▽
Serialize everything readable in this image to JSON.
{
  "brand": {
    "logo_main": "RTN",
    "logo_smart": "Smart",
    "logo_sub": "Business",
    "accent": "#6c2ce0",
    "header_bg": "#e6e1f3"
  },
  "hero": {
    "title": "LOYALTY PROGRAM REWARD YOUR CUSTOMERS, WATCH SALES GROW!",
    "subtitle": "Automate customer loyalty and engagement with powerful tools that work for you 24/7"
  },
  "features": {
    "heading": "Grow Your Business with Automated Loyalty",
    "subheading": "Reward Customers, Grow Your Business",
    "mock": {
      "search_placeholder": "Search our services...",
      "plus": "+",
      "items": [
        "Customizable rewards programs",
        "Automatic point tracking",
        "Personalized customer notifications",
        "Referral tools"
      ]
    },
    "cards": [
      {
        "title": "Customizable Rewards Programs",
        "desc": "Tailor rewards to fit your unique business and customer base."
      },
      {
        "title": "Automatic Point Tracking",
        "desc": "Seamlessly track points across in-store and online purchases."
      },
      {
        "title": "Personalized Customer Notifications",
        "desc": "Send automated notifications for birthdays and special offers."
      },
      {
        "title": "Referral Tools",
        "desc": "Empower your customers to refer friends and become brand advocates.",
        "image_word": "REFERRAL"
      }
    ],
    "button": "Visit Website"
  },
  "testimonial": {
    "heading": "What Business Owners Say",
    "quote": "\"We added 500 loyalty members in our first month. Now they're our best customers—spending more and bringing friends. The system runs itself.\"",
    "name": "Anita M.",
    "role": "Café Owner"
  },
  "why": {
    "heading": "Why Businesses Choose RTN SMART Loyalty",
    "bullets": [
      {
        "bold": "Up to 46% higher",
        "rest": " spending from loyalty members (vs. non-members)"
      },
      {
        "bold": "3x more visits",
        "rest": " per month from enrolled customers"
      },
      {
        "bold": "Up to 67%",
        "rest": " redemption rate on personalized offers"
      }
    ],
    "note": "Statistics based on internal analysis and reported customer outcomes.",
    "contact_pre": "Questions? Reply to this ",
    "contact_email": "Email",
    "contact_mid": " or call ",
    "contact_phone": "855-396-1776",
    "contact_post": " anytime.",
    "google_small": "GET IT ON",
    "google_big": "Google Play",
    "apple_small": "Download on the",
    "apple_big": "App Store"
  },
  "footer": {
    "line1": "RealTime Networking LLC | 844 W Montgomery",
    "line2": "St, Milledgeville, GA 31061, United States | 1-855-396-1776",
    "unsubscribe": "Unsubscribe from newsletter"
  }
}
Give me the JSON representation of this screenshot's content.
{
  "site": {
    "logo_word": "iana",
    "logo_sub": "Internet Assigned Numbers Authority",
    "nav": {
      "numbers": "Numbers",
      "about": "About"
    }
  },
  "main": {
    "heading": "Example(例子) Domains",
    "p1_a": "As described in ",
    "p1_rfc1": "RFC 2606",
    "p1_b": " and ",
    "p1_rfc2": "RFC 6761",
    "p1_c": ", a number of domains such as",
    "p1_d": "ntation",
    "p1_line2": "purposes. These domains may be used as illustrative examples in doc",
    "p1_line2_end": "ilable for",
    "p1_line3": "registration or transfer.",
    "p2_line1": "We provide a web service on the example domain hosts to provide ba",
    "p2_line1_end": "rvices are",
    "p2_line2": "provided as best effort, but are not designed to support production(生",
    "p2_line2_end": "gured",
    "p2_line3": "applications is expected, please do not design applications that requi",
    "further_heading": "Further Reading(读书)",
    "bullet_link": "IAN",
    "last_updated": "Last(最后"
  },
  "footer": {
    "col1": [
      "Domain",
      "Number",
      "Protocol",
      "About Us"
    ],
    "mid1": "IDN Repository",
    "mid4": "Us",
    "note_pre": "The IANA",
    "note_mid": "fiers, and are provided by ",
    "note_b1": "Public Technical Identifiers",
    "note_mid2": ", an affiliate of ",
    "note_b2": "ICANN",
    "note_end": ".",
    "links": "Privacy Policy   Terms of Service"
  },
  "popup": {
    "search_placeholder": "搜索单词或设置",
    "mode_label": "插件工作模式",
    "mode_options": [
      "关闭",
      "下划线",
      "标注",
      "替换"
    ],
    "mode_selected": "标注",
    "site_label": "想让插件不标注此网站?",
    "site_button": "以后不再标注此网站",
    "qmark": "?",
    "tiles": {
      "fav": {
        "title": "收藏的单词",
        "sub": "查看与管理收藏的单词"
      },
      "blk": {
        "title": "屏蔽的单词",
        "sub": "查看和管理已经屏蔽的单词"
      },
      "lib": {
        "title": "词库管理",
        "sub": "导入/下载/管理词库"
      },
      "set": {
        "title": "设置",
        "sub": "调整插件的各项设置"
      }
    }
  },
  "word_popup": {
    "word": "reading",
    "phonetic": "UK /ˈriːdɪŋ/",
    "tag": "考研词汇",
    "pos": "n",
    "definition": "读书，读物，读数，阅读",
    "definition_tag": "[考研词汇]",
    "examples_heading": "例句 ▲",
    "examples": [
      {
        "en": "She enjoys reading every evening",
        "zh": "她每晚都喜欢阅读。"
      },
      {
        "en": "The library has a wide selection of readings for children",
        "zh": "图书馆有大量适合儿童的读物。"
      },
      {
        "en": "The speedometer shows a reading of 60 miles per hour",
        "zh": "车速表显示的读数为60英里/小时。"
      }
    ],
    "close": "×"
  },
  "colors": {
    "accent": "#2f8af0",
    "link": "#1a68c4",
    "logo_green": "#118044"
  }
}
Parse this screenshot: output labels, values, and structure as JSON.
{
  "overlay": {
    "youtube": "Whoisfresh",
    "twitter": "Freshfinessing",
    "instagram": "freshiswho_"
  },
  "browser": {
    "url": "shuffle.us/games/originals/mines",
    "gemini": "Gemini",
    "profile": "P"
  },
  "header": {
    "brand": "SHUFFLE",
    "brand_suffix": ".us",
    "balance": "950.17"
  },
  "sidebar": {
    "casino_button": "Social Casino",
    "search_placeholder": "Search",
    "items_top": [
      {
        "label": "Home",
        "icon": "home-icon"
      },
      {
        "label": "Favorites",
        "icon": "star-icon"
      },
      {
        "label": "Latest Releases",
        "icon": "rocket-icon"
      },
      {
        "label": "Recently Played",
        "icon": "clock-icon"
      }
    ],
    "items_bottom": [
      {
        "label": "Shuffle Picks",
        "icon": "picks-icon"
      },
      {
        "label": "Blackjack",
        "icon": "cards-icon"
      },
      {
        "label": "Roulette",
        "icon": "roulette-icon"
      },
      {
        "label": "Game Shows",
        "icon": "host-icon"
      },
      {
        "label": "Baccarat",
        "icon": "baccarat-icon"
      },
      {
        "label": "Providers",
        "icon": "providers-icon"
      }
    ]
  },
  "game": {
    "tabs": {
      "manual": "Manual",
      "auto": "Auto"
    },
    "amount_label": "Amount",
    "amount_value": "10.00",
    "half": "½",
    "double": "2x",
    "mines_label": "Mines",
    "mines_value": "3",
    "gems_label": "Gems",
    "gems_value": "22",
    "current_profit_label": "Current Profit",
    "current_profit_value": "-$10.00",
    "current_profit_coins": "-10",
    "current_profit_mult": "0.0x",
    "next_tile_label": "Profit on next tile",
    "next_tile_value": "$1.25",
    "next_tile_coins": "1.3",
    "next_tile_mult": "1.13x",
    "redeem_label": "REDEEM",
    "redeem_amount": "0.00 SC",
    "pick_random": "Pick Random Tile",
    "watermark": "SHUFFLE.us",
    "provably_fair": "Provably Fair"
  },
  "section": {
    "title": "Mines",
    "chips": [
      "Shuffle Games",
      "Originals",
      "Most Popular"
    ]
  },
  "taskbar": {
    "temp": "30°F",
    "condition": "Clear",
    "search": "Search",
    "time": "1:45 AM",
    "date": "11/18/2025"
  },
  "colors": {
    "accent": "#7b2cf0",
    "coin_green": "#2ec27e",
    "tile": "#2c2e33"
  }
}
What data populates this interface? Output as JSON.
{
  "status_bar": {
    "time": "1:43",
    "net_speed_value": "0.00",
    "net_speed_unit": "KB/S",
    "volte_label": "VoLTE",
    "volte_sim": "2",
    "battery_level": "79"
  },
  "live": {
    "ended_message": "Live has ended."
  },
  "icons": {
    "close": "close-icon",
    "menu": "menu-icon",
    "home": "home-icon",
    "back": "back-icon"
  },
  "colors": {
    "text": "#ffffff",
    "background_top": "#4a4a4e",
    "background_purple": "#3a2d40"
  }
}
△
◆ Job
Write out the lines above from the one containing "What data populates" through the last, exactly as they are.

◆ Expected output
What data populates this interface? Output as JSON.
{
  "status_bar": {
    "time": "1:43",
    "net_speed_value": "0.00",
    "net_speed_unit": "KB/S",
    "volte_label": "VoLTE",
    "volte_sim": "2",
    "battery_level": "79"
  },
  "live": {
    "ended_message": "Live has ended."
  },
  "icons": {
    "close": "close-icon",
    "menu": "menu-icon",
    "home": "home-icon",
    "back": "back-icon"
  },
  "colors": {
    "text": "#ffffff",
    "background_top": "#4a4a4e",
    "background_purple": "#3a2d40"
  }
}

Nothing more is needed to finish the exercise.